> _Exercise brief_:
Can you output the material exactly as written, minus any pictures it holds?

··· Records shown ···

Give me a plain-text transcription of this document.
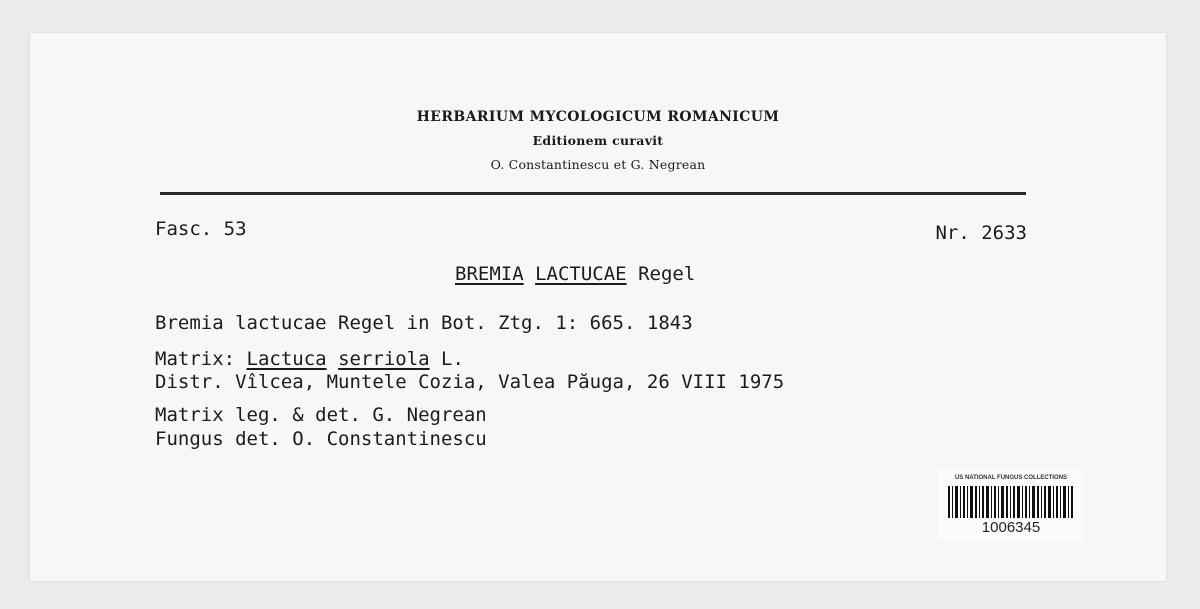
HERBARIUM MYCOLOGICUM ROMANICUM
Editionem curavit
O. Constantinescu et G. Negrean
Fasc. 53	Nr. 2633
BREMIA LACTUCAE Regel
Bremia lactucae Regel in Bot. Ztg. 1: 665. 1843
Matrix: Lactuca serriola L.
Distr. Vîlcea, Muntele Cozia, Valea Păuga, 26 VIII 1975
Matrix leg. & det. G. Negrean
Fungus det. O. Constantinescu
US NATIONAL FUNGUS COLLECTIONS
1006345
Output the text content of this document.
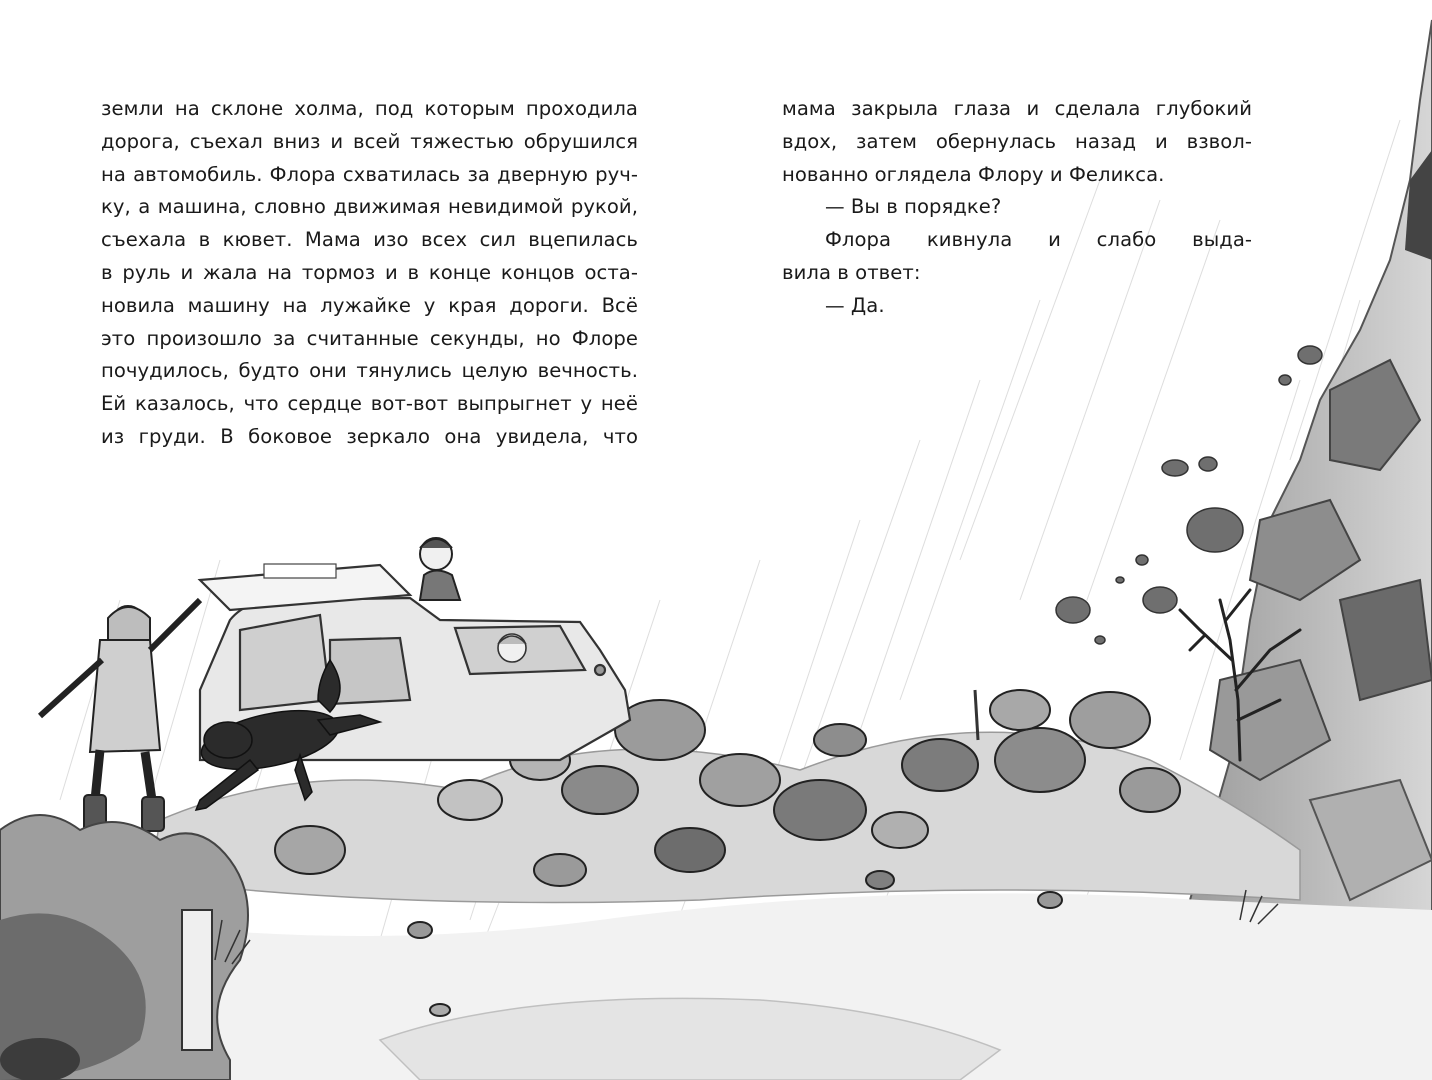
земли на склоне холма, под которым проходила
дорога, съехал вниз и всей тяжестью обрушился
на автомобиль. Флора схватилась за дверную руч-
ку, а машина, словно движимая невидимой рукой,
съехала в кювет. Мама изо всех сил вцепилась
в руль и жала на тормоз и в конце концов оста-
новила машину на лужайке у края дороги. Всё
это произошло за считанные секунды, но Флоре
почудилось, будто они тянулись целую вечность.
Ей казалось, что сердце вот-вот выпрыгнет у неё
из груди. В боковое зеркало она увидела, что
мама закрыла глаза и сделала глубокий
вдох, затем обернулась назад и взвол-
нованно оглядела Флору и Феликса.
— Вы в порядке?
Флора кивнула и слабо выда-
вила в ответ:
— Да.
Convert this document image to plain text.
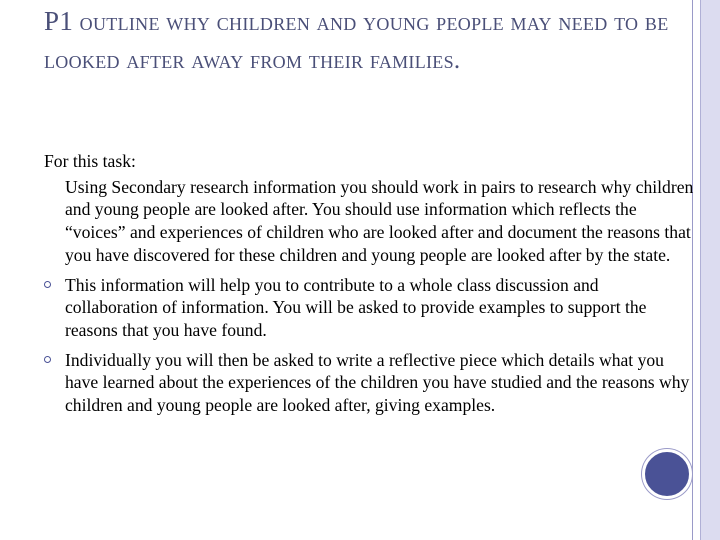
P1 outline why children and young people may need to be looked after away from their families.

For this task:

Using Secondary research information you should work in pairs to research why children and young people are looked after. You should use information which reflects the “voices” and experiences of children who are looked after and document the reasons that you have discovered for these children and young people are looked after by the state.
This information will help you to contribute to a whole class discussion and collaboration of information. You will be asked to provide examples to support the reasons that you have found.
Individually you will then be asked to write a reflective piece which details what you have learned about the experiences of the children you have studied and the reasons why children and young people are looked after, giving examples.
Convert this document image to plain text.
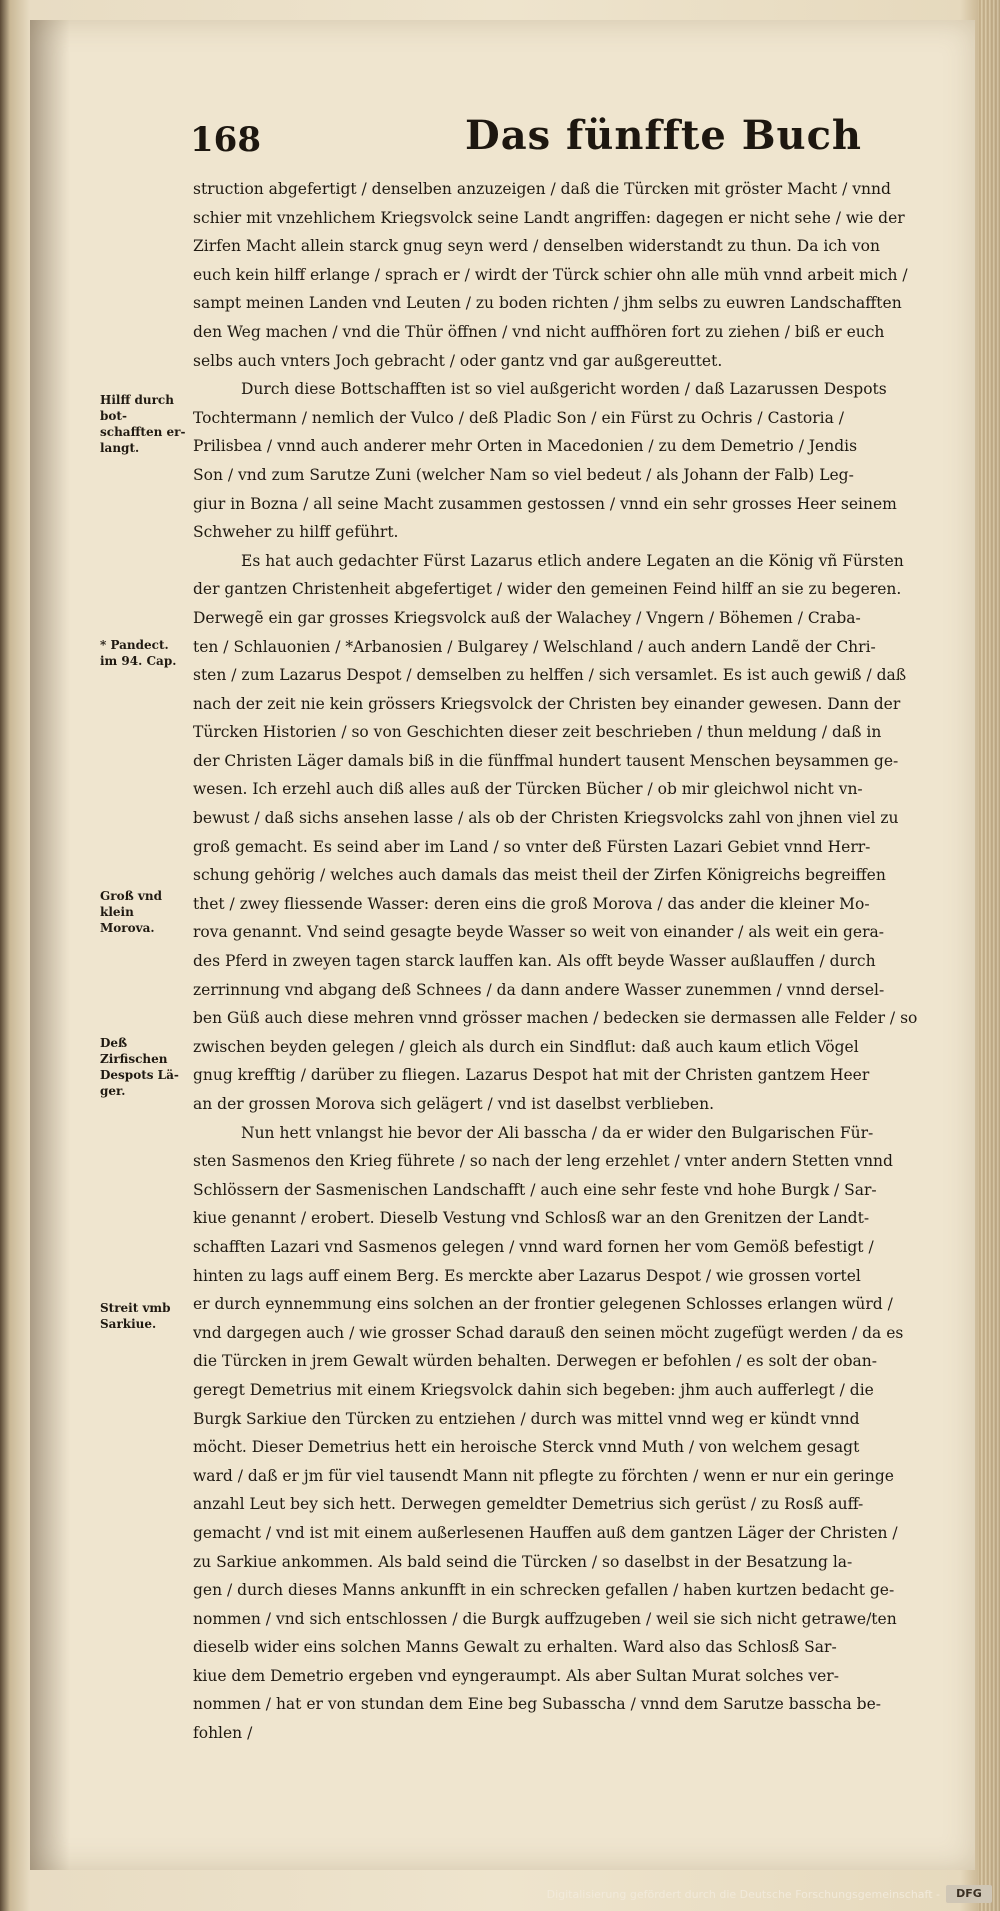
168	Das fünffte Buch
struction abgefertigt / denselben anzuzeigen / daß die Türcken mit gröster Macht / vnnd
schier mit vnzehlichem Kriegsvolck seine Landt angriffen: dagegen er nicht sehe / wie der
Zirfen Macht allein starck gnug seyn werd / denselben widerstandt zu thun. Da ich von
euch kein hilff erlange / sprach er / wirdt der Türck schier ohn alle müh vnnd arbeit mich /
sampt meinen Landen vnd Leuten / zu boden richten / jhm selbs zu euwren Landschafften
den Weg machen / vnd die Thür öffnen / vnd nicht auffhören fort zu ziehen / biß er euch
selbs auch vnters Joch gebracht / oder gantz vnd gar außgereuttet.
Durch diese Bottschafften ist so viel außgericht worden / daß Lazarussen Despots
Tochtermann / nemlich der Vulco / deß Pladic Son / ein Fürst zu Ochris / Castoria /
Prilisbea / vnnd auch anderer mehr Orten in Macedonien / zu dem Demetrio / Jendis
Son / vnd zum Sarutze Zuni (welcher Nam so viel bedeut / als Johann der Falb) Leg-
giur in Bozna / all seine Macht zusammen gestossen / vnnd ein sehr grosses Heer seinem
Schweher zu hilff geführt.
Es hat auch gedachter Fürst Lazarus etlich andere Legaten an die König vñ Fürsten
der gantzen Christenheit abgefertiget / wider den gemeinen Feind hilff an sie zu begeren.
Derwegẽ ein gar grosses Kriegsvolck auß der Walachey / Vngern / Böhemen / Craba-
ten / Schlauonien / *Arbanosien / Bulgarey / Welschland / auch andern Landẽ der Chri-
sten / zum Lazarus Despot / demselben zu helffen / sich versamlet. Es ist auch gewiß / daß
nach der zeit nie kein grössers Kriegsvolck der Christen bey einander gewesen. Dann der
Türcken Historien / so von Geschichten dieser zeit beschrieben / thun meldung / daß in
der Christen Läger damals biß in die fünffmal hundert tausent Menschen beysammen ge-
wesen. Ich erzehl auch diß alles auß der Türcken Bücher / ob mir gleichwol nicht vn-
bewust / daß sichs ansehen lasse / als ob der Christen Kriegsvolcks zahl von jhnen viel zu
groß gemacht. Es seind aber im Land / so vnter deß Fürsten Lazari Gebiet vnnd Herr-
schung gehörig / welches auch damals das meist theil der Zirfen Königreichs begreiffen
thet / zwey fliessende Wasser: deren eins die groß Morova / das ander die kleiner Mo-
rova genannt. Vnd seind gesagte beyde Wasser so weit von einander / als weit ein gera-
des Pferd in zweyen tagen starck lauffen kan. Als offt beyde Wasser außlauffen / durch
zerrinnung vnd abgang deß Schnees / da dann andere Wasser zunemmen / vnnd dersel-
ben Güß auch diese mehren vnnd grösser machen / bedecken sie dermassen alle Felder / so
zwischen beyden gelegen / gleich als durch ein Sindflut: daß auch kaum etlich Vögel
gnug krefftig / darüber zu fliegen. Lazarus Despot hat mit der Christen gantzem Heer
an der grossen Morova sich gelägert / vnd ist daselbst verblieben.
Nun hett vnlangst hie bevor der Ali basscha / da er wider den Bulgarischen Für-
sten Sasmenos den Krieg führete / so nach der leng erzehlet / vnter andern Stetten vnnd
Schlössern der Sasmenischen Landschafft / auch eine sehr feste vnd hohe Burgk / Sar-
kiue genannt / erobert. Dieselb Vestung vnd Schlosß war an den Grenitzen der Landt-
schafften Lazari vnd Sasmenos gelegen / vnnd ward fornen her vom Gemöß befestigt /
hinten zu lags auff einem Berg. Es merckte aber Lazarus Despot / wie grossen vortel
er durch eynnemmung eins solchen an der frontier gelegenen Schlosses erlangen würd /
vnd dargegen auch / wie grosser Schad darauß den seinen möcht zugefügt werden / da es
die Türcken in jrem Gewalt würden behalten. Derwegen er befohlen / es solt der oban-
geregt Demetrius mit einem Kriegsvolck dahin sich begeben: jhm auch aufferlegt / die
Burgk Sarkiue den Türcken zu entziehen / durch was mittel vnnd weg er kündt vnnd
möcht. Dieser Demetrius hett ein heroische Sterck vnnd Muth / von welchem gesagt
ward / daß er jm für viel tausendt Mann nit pflegte zu förchten / wenn er nur ein geringe
anzahl Leut bey sich hett. Derwegen gemeldter Demetrius sich gerüst / zu Rosß auff-
gemacht / vnd ist mit einem außerlesenen Hauffen auß dem gantzen Läger der Christen /
zu Sarkiue ankommen. Als bald seind die Türcken / so daselbst in der Besatzung la-
gen / durch dieses Manns ankunfft in ein schrecken gefallen / haben kurtzen bedacht ge-
nommen / vnd sich entschlossen / die Burgk auffzugeben / weil sie sich nicht getrawe/ten
dieselb wider eins solchen Manns Gewalt zu erhalten. Ward also das Schlosß Sar-
kiue dem Demetrio ergeben vnd eyngeraumpt. Als aber Sultan Murat solches ver-
nommen / hat er von stundan dem Eine beg Subasscha / vnnd dem Sarutze basscha be-
fohlen /
Hilff durch bot- schafften er- langt.
* Pandect. im 94. Cap.
Groß vnd klein Morova.
Deß Zirfischen Despots Lä- ger.
Streit vmb Sarkiue.
Digitalisierung gefördert durch die Deutsche Forschungsgemeinschaft -	DFG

···

> _Output below_:
Give me a plain-text transcription of this document.
HERBARIUM MYCOLOGICUM ROMANICUM
Editionem curavit
O. Constantinescu et G. Negrean
Fasc. 53	Nr. 2633
BREMIA LACTUCAE Regel
Bremia lactucae Regel in Bot. Ztg. 1: 665. 1843
Matrix: Lactuca serriola L.
Distr. Vîlcea, Muntele Cozia, Valea Păuga, 26 VIII 1975
Matrix leg. & det. G. Negrean
Fungus det. O. Constantinescu
US NATIONAL FUNGUS COLLECTIONS
1006345
Output the text content of this document.
земли на склоне холма, под которым проходила
дорога, съехал вниз и всей тяжестью обрушился
на автомобиль. Флора схватилась за дверную руч-
ку, а машина, словно движимая невидимой рукой,
съехала в кювет. Мама изо всех сил вцепилась
в руль и жала на тормоз и в конце концов оста-
новила машину на лужайке у края дороги. Всё
это произошло за считанные секунды, но Флоре
почудилось, будто они тянулись целую вечность.
Ей казалось, что сердце вот-вот выпрыгнет у неё
из груди. В боковое зеркало она увидела, что
мама закрыла глаза и сделала глубокий
вдох, затем обернулась назад и взвол-
нованно оглядела Флору и Феликса.
— Вы в порядке?
Флора кивнула и слабо выда-
вила в ответ:
— Да.
Convert this document image to plain text.
P1 outline why children and young people may need to be looked after away from their families.

For this task:

Using Secondary research information you should work in pairs to research why children and young people are looked after. You should use information which reflects the “voices” and experiences of children who are looked after and document the reasons that you have discovered for these children and young people are looked after by the state.
This information will help you to contribute to a whole class discussion and collaboration of information. You will be asked to provide examples to support the reasons that you have found.
Individually you will then be asked to write a reflective piece which details what you have learned about the experiences of the children you have studied and the reasons why children and young people are looked after, giving examples.
Convert this document image to plain text.
168	Das fünffte Buch
struction abgefertigt / denselben anzuzeigen / daß die Türcken mit gröster Macht / vnnd
schier mit vnzehlichem Kriegsvolck seine Landt angriffen: dagegen er nicht sehe / wie der
Zirfen Macht allein starck gnug seyn werd / denselben widerstandt zu thun. Da ich von
euch kein hilff erlange / sprach er / wirdt der Türck schier ohn alle müh vnnd arbeit mich /
sampt meinen Landen vnd Leuten / zu boden richten / jhm selbs zu euwren Landschafften
den Weg machen / vnd die Thür öffnen / vnd nicht auffhören fort zu ziehen / biß er euch
selbs auch vnters Joch gebracht / oder gantz vnd gar außgereuttet.
Durch diese Bottschafften ist so viel außgericht worden / daß Lazarussen Despots
Tochtermann / nemlich der Vulco / deß Pladic Son / ein Fürst zu Ochris / Castoria /
Prilisbea / vnnd auch anderer mehr Orten in Macedonien / zu dem Demetrio / Jendis
Son / vnd zum Sarutze Zuni (welcher Nam so viel bedeut / als Johann der Falb) Leg-
giur in Bozna / all seine Macht zusammen gestossen / vnnd ein sehr grosses Heer seinem
Schweher zu hilff geführt.
Es hat auch gedachter Fürst Lazarus etlich andere Legaten an die König vñ Fürsten
der gantzen Christenheit abgefertiget / wider den gemeinen Feind hilff an sie zu begeren.
Derwegẽ ein gar grosses Kriegsvolck auß der Walachey / Vngern / Böhemen / Craba-
ten / Schlauonien / *Arbanosien / Bulgarey / Welschland / auch andern Landẽ der Chri-
sten / zum Lazarus Despot / demselben zu helffen / sich versamlet. Es ist auch gewiß / daß
nach der zeit nie kein grössers Kriegsvolck der Christen bey einander gewesen. Dann der
Türcken Historien / so von Geschichten dieser zeit beschrieben / thun meldung / daß in
der Christen Läger damals biß in die fünffmal hundert tausent Menschen beysammen ge-
wesen. Ich erzehl auch diß alles auß der Türcken Bücher / ob mir gleichwol nicht vn-
bewust / daß sichs ansehen lasse / als ob der Christen Kriegsvolcks zahl von jhnen viel zu
groß gemacht. Es seind aber im Land / so vnter deß Fürsten Lazari Gebiet vnnd Herr-
schung gehörig / welches auch damals das meist theil der Zirfen Königreichs begreiffen
thet / zwey fliessende Wasser: deren eins die groß Morova / das ander die kleiner Mo-
rova genannt. Vnd seind gesagte beyde Wasser so weit von einander / als weit ein gera-
des Pferd in zweyen tagen starck lauffen kan. Als offt beyde Wasser außlauffen / durch
zerrinnung vnd abgang deß Schnees / da dann andere Wasser zunemmen / vnnd dersel-
ben Güß auch diese mehren vnnd grösser machen / bedecken sie dermassen alle Felder / so
zwischen beyden gelegen / gleich als durch ein Sindflut: daß auch kaum etlich Vögel
gnug krefftig / darüber zu fliegen. Lazarus Despot hat mit der Christen gantzem Heer
an der grossen Morova sich gelägert / vnd ist daselbst verblieben.
Nun hett vnlangst hie bevor der Ali basscha / da er wider den Bulgarischen Für-
sten Sasmenos den Krieg führete / so nach der leng erzehlet / vnter andern Stetten vnnd
Schlössern der Sasmenischen Landschafft / auch eine sehr feste vnd hohe Burgk / Sar-
kiue genannt / erobert. Dieselb Vestung vnd Schlosß war an den Grenitzen der Landt-
schafften Lazari vnd Sasmenos gelegen / vnnd ward fornen her vom Gemöß befestigt /
hinten zu lags auff einem Berg. Es merckte aber Lazarus Despot / wie grossen vortel
er durch eynnemmung eins solchen an der frontier gelegenen Schlosses erlangen würd /
vnd dargegen auch / wie grosser Schad darauß den seinen möcht zugefügt werden / da es
die Türcken in jrem Gewalt würden behalten. Derwegen er befohlen / es solt der oban-
geregt Demetrius mit einem Kriegsvolck dahin sich begeben: jhm auch aufferlegt / die
Burgk Sarkiue den Türcken zu entziehen / durch was mittel vnnd weg er kündt vnnd
möcht. Dieser Demetrius hett ein heroische Sterck vnnd Muth / von welchem gesagt
ward / daß er jm für viel tausendt Mann nit pflegte zu förchten / wenn er nur ein geringe
anzahl Leut bey sich hett. Derwegen gemeldter Demetrius sich gerüst / zu Rosß auff-
gemacht / vnd ist mit einem außerlesenen Hauffen auß dem gantzen Läger der Christen /
zu Sarkiue ankommen. Als bald seind die Türcken / so daselbst in der Besatzung la-
gen / durch dieses Manns ankunfft in ein schrecken gefallen / haben kurtzen bedacht ge-
nommen / vnd sich entschlossen / die Burgk auffzugeben / weil sie sich nicht getrawe/ten
dieselb wider eins solchen Manns Gewalt zu erhalten. Ward also das Schlosß Sar-
kiue dem Demetrio ergeben vnd eyngeraumpt. Als aber Sultan Murat solches ver-
nommen / hat er von stundan dem Eine beg Subasscha / vnnd dem Sarutze basscha be-
fohlen /
Hilff durch bot- schafften er- langt.
* Pandect. im 94. Cap.
Groß vnd klein Morova.
Deß Zirfischen Despots Lä- ger.
Streit vmb Sarkiue.
Digitalisierung gefördert durch die Deutsche Forschungsgemeinschaft -	DFG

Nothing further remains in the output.